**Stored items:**
=======
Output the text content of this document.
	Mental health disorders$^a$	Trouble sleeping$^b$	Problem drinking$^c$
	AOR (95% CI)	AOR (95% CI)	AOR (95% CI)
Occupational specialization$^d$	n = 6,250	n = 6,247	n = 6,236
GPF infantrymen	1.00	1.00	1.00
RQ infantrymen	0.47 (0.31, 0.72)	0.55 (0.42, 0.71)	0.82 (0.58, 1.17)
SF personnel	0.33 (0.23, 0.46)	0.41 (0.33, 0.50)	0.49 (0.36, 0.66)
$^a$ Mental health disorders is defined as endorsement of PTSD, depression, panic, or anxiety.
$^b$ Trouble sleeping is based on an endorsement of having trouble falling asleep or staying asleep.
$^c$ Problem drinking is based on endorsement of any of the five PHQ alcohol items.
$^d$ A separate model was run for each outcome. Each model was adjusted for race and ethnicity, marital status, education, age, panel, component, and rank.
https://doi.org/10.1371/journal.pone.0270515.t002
=======
**WHAT YOU ARE ASKED TO DO:** Reproduce the complete set of lines precisely as supplied.

**CORRECT RESULT:**
Output the text content of this document.
	Mental health disorders$^a$	Trouble sleeping$^b$	Problem drinking$^c$
	AOR (95% CI)	AOR (95% CI)	AOR (95% CI)
Occupational specialization$^d$	n = 6,250	n = 6,247	n = 6,236
GPF infantrymen	1.00	1.00	1.00
RQ infantrymen	0.47 (0.31, 0.72)	0.55 (0.42, 0.71)	0.82 (0.58, 1.17)
SF personnel	0.33 (0.23, 0.46)	0.41 (0.33, 0.50)	0.49 (0.36, 0.66)
$^a$ Mental health disorders is defined as endorsement of PTSD, depression, panic, or anxiety.
$^b$ Trouble sleeping is based on an endorsement of having trouble falling asleep or staying asleep.
$^c$ Problem drinking is based on endorsement of any of the five PHQ alcohol items.
$^d$ A separate model was run for each outcome. Each model was adjusted for race and ethnicity, marital status, education, age, panel, component, and rank.
https://doi.org/10.1371/journal.pone.0270515.t002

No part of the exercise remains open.